● **Entries**

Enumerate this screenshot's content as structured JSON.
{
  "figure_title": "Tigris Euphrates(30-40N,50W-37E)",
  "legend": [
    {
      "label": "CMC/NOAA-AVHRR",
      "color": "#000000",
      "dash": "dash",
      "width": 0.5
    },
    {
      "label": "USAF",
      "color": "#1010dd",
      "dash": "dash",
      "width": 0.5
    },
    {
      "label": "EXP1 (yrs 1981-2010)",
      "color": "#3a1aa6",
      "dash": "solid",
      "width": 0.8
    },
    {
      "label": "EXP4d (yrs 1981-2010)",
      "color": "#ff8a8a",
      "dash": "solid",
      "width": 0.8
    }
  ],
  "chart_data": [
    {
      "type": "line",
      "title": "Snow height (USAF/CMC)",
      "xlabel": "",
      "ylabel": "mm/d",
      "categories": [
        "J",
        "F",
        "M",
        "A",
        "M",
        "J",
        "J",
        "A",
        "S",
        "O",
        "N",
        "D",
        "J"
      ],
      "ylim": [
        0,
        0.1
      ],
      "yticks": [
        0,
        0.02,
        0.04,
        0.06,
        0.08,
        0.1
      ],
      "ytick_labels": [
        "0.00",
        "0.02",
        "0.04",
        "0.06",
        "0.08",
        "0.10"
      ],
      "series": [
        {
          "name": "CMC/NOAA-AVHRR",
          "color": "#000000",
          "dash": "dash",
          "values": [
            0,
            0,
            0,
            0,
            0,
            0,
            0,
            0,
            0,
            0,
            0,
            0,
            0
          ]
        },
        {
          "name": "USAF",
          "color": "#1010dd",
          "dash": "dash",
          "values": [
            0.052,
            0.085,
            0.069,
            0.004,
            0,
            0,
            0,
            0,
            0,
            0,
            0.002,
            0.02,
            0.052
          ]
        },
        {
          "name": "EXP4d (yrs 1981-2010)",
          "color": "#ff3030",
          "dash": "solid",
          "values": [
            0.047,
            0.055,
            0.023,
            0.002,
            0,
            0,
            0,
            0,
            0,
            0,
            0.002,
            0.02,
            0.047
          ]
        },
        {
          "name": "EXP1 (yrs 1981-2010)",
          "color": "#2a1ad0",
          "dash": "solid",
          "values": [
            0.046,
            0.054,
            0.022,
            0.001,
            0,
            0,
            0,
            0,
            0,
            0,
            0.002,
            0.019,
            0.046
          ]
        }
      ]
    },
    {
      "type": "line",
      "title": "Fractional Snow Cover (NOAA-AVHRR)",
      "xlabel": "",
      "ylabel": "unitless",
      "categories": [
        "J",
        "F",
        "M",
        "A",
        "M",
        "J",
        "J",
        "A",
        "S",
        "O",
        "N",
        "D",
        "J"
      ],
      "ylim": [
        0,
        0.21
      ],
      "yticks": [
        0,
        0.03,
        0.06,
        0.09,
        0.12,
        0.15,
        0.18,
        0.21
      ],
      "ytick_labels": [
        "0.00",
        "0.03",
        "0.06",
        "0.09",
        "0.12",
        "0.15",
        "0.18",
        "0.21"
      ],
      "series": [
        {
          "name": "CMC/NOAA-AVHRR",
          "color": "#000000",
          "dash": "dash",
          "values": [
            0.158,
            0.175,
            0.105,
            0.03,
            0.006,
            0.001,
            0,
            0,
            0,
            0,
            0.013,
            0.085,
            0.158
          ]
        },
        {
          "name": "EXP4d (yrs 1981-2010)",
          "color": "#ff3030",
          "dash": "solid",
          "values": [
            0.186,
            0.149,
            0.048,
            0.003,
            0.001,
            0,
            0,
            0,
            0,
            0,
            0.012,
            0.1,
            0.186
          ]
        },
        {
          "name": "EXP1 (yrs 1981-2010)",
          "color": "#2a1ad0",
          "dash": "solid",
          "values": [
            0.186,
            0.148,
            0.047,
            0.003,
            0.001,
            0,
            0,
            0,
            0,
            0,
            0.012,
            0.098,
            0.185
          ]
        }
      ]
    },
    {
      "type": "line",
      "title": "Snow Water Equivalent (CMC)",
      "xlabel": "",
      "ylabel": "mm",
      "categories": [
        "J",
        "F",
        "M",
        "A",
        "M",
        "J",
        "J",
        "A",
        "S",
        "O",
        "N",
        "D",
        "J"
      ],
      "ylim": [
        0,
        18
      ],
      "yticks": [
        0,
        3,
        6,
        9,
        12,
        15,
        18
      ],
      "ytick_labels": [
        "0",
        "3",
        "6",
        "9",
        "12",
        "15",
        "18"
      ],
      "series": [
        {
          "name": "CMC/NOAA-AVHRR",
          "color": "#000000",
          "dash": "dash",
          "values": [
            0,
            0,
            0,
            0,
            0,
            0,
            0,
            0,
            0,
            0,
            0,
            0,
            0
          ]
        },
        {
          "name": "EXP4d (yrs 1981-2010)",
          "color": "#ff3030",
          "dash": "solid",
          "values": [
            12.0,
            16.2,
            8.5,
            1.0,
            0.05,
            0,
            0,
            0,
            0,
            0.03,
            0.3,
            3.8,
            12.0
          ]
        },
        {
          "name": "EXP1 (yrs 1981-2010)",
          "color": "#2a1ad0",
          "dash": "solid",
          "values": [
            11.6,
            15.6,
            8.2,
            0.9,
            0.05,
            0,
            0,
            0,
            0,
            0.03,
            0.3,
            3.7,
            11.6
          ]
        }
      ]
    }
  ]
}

● **Work to complete**
Reproduce each entry above exactly, keeping every word.

● **Task response**
Enumerate this screenshot's content as structured JSON.
{
  "figure_title": "Tigris Euphrates(30-40N,50W-37E)",
  "legend": [
    {
      "label": "CMC/NOAA-AVHRR",
      "color": "#000000",
      "dash": "dash",
      "width": 0.5
    },
    {
      "label": "USAF",
      "color": "#1010dd",
      "dash": "dash",
      "width": 0.5
    },
    {
      "label": "EXP1 (yrs 1981-2010)",
      "color": "#3a1aa6",
      "dash": "solid",
      "width": 0.8
    },
    {
      "label": "EXP4d (yrs 1981-2010)",
      "color": "#ff8a8a",
      "dash": "solid",
      "width": 0.8
    }
  ],
  "chart_data": [
    {
      "type": "line",
      "title": "Snow height (USAF/CMC)",
      "xlabel": "",
      "ylabel": "mm/d",
      "categories": [
        "J",
        "F",
        "M",
        "A",
        "M",
        "J",
        "J",
        "A",
        "S",
        "O",
        "N",
        "D",
        "J"
      ],
      "ylim": [
        0,
        0.1
      ],
      "yticks": [
        0,
        0.02,
        0.04,
        0.06,
        0.08,
        0.1
      ],
      "ytick_labels": [
        "0.00",
        "0.02",
        "0.04",
        "0.06",
        "0.08",
        "0.10"
      ],
      "series": [
        {
          "name": "CMC/NOAA-AVHRR",
          "color": "#000000",
          "dash": "dash",
          "values": [
            0,
            0,
            0,
            0,
            0,
            0,
            0,
            0,
            0,
            0,
            0,
            0,
            0
          ]
        },
        {
          "name": "USAF",
          "color": "#1010dd",
          "dash": "dash",
          "values": [
            0.052,
            0.085,
            0.069,
            0.004,
            0,
            0,
            0,
            0,
            0,
            0,
            0.002,
            0.02,
            0.052
          ]
        },
        {
          "name": "EXP4d (yrs 1981-2010)",
          "color": "#ff3030",
          "dash": "solid",
          "values": [
            0.047,
            0.055,
            0.023,
            0.002,
            0,
            0,
            0,
            0,
            0,
            0,
            0.002,
            0.02,
            0.047
          ]
        },
        {
          "name": "EXP1 (yrs 1981-2010)",
          "color": "#2a1ad0",
          "dash": "solid",
          "values": [
            0.046,
            0.054,
            0.022,
            0.001,
            0,
            0,
            0,
            0,
            0,
            0,
            0.002,
            0.019,
            0.046
          ]
        }
      ]
    },
    {
      "type": "line",
      "title": "Fractional Snow Cover (NOAA-AVHRR)",
      "xlabel": "",
      "ylabel": "unitless",
      "categories": [
        "J",
        "F",
        "M",
        "A",
        "M",
        "J",
        "J",
        "A",
        "S",
        "O",
        "N",
        "D",
        "J"
      ],
      "ylim": [
        0,
        0.21
      ],
      "yticks": [
        0,
        0.03,
        0.06,
        0.09,
        0.12,
        0.15,
        0.18,
        0.21
      ],
      "ytick_labels": [
        "0.00",
        "0.03",
        "0.06",
        "0.09",
        "0.12",
        "0.15",
        "0.18",
        "0.21"
      ],
      "series": [
        {
          "name": "CMC/NOAA-AVHRR",
          "color": "#000000",
          "dash": "dash",
          "values": [
            0.158,
            0.175,
            0.105,
            0.03,
            0.006,
            0.001,
            0,
            0,
            0,
            0,
            0.013,
            0.085,
            0.158
          ]
        },
        {
          "name": "EXP4d (yrs 1981-2010)",
          "color": "#ff3030",
          "dash": "solid",
          "values": [
            0.186,
            0.149,
            0.048,
            0.003,
            0.001,
            0,
            0,
            0,
            0,
            0,
            0.012,
            0.1,
            0.186
          ]
        },
        {
          "name": "EXP1 (yrs 1981-2010)",
          "color": "#2a1ad0",
          "dash": "solid",
          "values": [
            0.186,
            0.148,
            0.047,
            0.003,
            0.001,
            0,
            0,
            0,
            0,
            0,
            0.012,
            0.098,
            0.185
          ]
        }
      ]
    },
    {
      "type": "line",
      "title": "Snow Water Equivalent (CMC)",
      "xlabel": "",
      "ylabel": "mm",
      "categories": [
        "J",
        "F",
        "M",
        "A",
        "M",
        "J",
        "J",
        "A",
        "S",
        "O",
        "N",
        "D",
        "J"
      ],
      "ylim": [
        0,
        18
      ],
      "yticks": [
        0,
        3,
        6,
        9,
        12,
        15,
        18
      ],
      "ytick_labels": [
        "0",
        "3",
        "6",
        "9",
        "12",
        "15",
        "18"
      ],
      "series": [
        {
          "name": "CMC/NOAA-AVHRR",
          "color": "#000000",
          "dash": "dash",
          "values": [
            0,
            0,
            0,
            0,
            0,
            0,
            0,
            0,
            0,
            0,
            0,
            0,
            0
          ]
        },
        {
          "name": "EXP4d (yrs 1981-2010)",
          "color": "#ff3030",
          "dash": "solid",
          "values": [
            12.0,
            16.2,
            8.5,
            1.0,
            0.05,
            0,
            0,
            0,
            0,
            0.03,
            0.3,
            3.8,
            12.0
          ]
        },
        {
          "name": "EXP1 (yrs 1981-2010)",
          "color": "#2a1ad0",
          "dash": "solid",
          "values": [
            11.6,
            15.6,
            8.2,
            0.9,
            0.05,
            0,
            0,
            0,
            0,
            0.03,
            0.3,
            3.7,
            11.6
          ]
        }
      ]
    }
  ]
}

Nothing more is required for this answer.